Task directions =
Pick out and copy every line below that has the word "selbst".

Records supplied =
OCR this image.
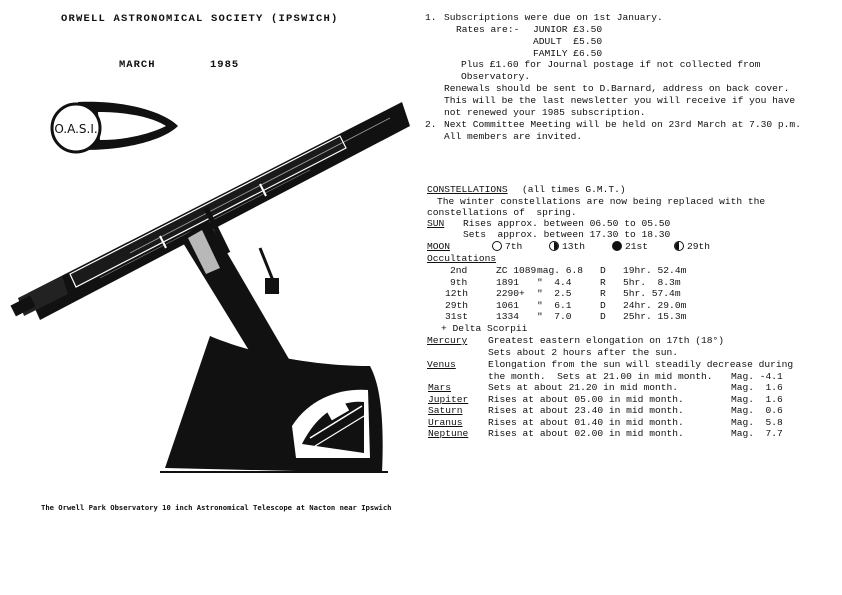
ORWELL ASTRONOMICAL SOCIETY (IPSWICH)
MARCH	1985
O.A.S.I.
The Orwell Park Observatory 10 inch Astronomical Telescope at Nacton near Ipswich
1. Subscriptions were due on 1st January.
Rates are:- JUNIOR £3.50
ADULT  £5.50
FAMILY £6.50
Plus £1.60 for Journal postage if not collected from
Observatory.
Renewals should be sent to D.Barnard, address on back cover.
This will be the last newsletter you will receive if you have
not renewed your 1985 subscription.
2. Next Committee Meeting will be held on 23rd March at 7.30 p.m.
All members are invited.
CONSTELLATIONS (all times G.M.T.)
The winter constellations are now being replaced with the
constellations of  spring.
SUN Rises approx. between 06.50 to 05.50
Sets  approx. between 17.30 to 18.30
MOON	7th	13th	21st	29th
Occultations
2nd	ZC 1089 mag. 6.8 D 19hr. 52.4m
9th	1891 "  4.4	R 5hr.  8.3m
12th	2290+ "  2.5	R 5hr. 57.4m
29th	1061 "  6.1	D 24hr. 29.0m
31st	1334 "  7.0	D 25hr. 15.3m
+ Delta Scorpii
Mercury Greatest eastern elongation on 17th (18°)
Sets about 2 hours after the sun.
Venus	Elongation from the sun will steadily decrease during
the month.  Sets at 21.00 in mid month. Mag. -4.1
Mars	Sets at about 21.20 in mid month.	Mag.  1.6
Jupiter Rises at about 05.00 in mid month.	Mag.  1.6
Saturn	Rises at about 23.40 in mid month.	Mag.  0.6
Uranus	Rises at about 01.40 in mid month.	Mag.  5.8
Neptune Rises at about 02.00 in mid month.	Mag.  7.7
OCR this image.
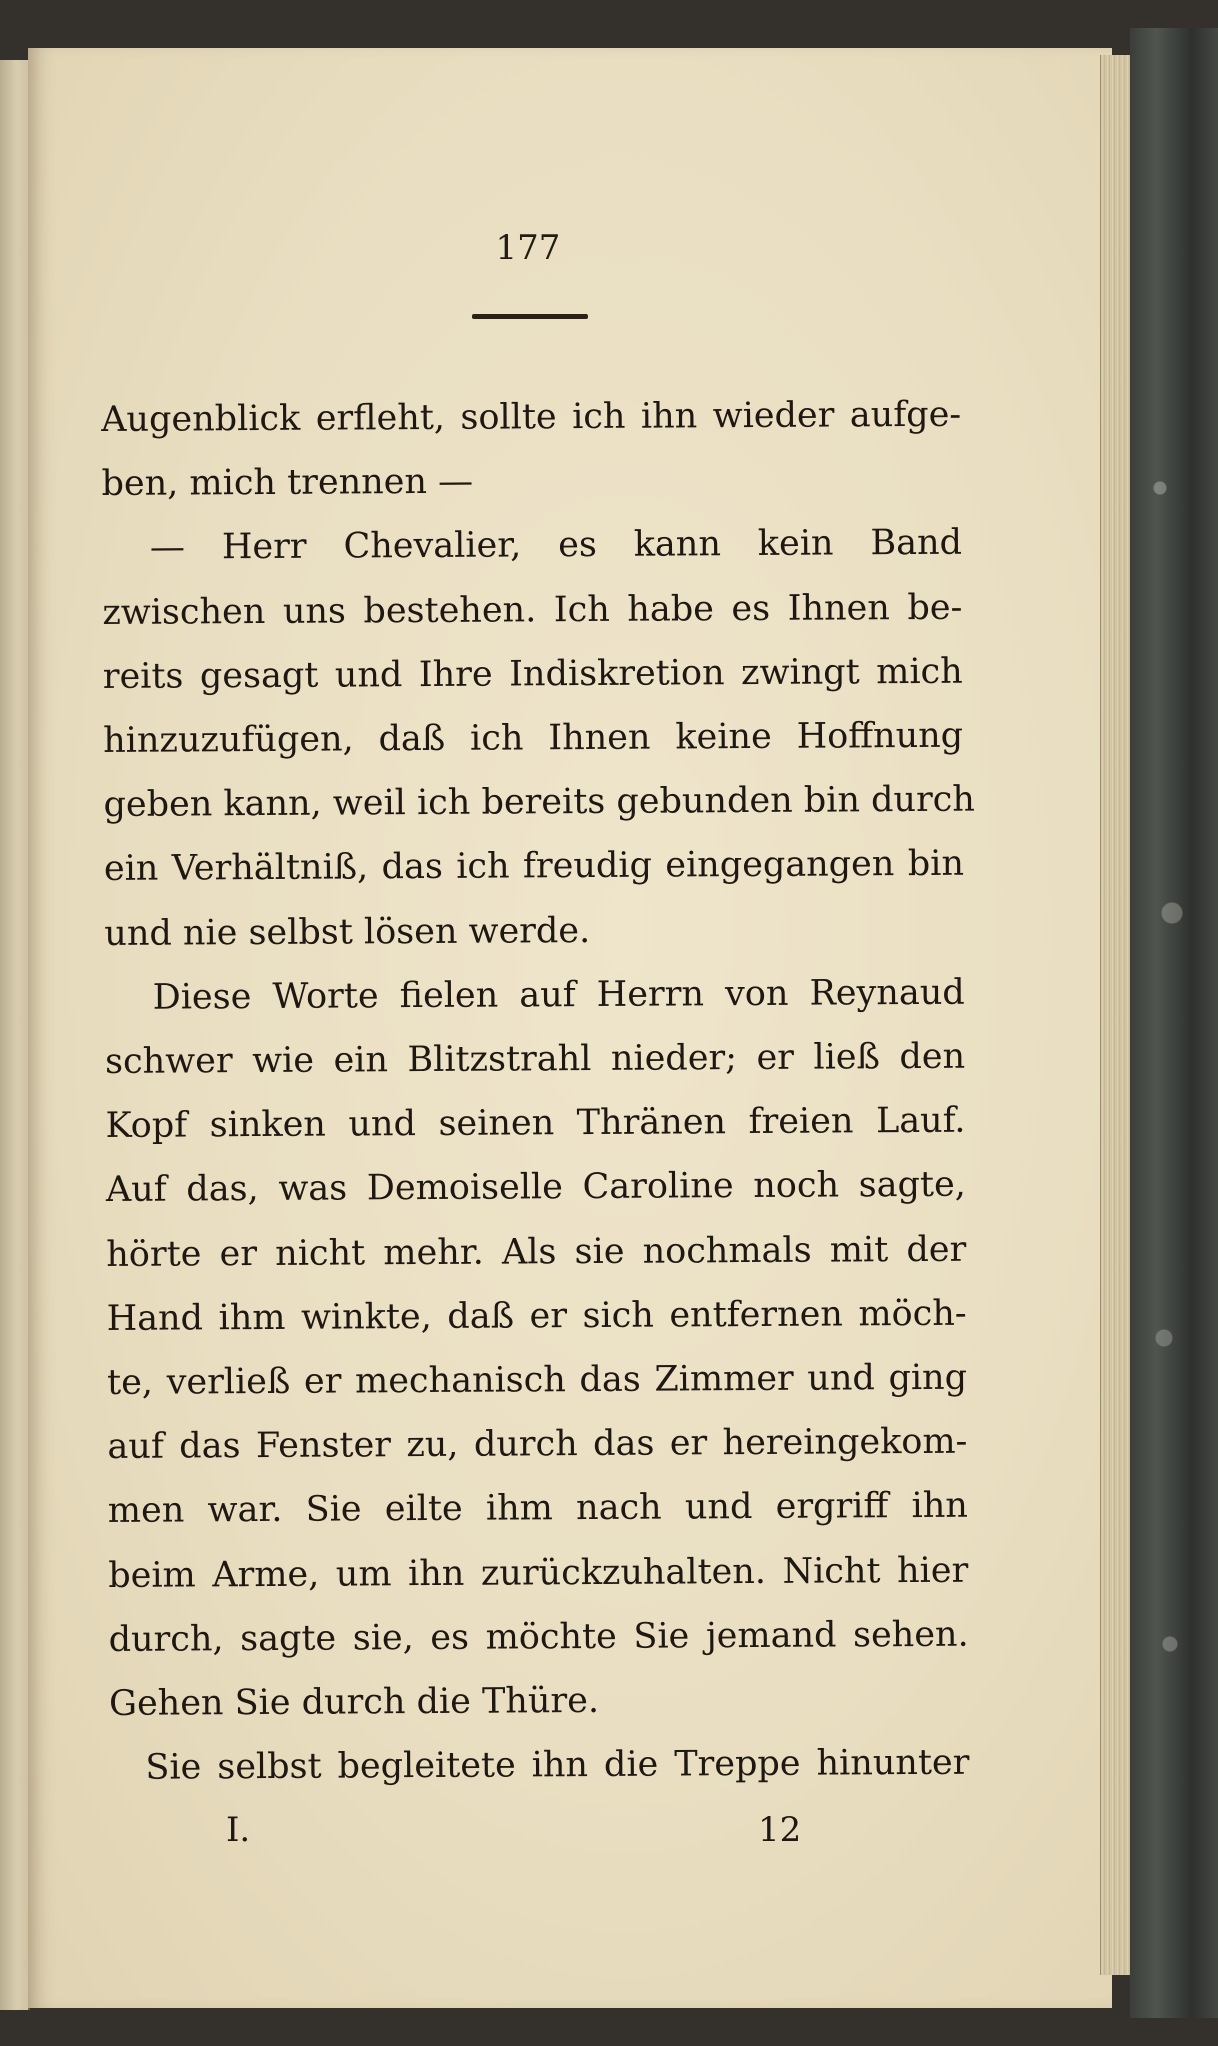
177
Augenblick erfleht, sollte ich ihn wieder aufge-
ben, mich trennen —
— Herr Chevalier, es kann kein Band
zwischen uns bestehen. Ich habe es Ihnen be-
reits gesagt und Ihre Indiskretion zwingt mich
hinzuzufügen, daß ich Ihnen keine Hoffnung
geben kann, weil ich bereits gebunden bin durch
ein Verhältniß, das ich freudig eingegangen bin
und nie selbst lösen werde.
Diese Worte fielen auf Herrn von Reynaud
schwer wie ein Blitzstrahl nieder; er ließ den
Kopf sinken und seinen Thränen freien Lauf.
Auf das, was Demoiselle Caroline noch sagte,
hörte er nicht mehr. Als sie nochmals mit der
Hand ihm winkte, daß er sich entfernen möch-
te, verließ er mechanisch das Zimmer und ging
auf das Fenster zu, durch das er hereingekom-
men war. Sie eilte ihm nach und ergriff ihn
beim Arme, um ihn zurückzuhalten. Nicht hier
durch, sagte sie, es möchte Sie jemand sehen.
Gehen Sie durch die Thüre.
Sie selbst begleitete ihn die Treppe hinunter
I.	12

Full response =
und nie selbst lösen werde.
Sie selbst begleitete ihn die Treppe hinunter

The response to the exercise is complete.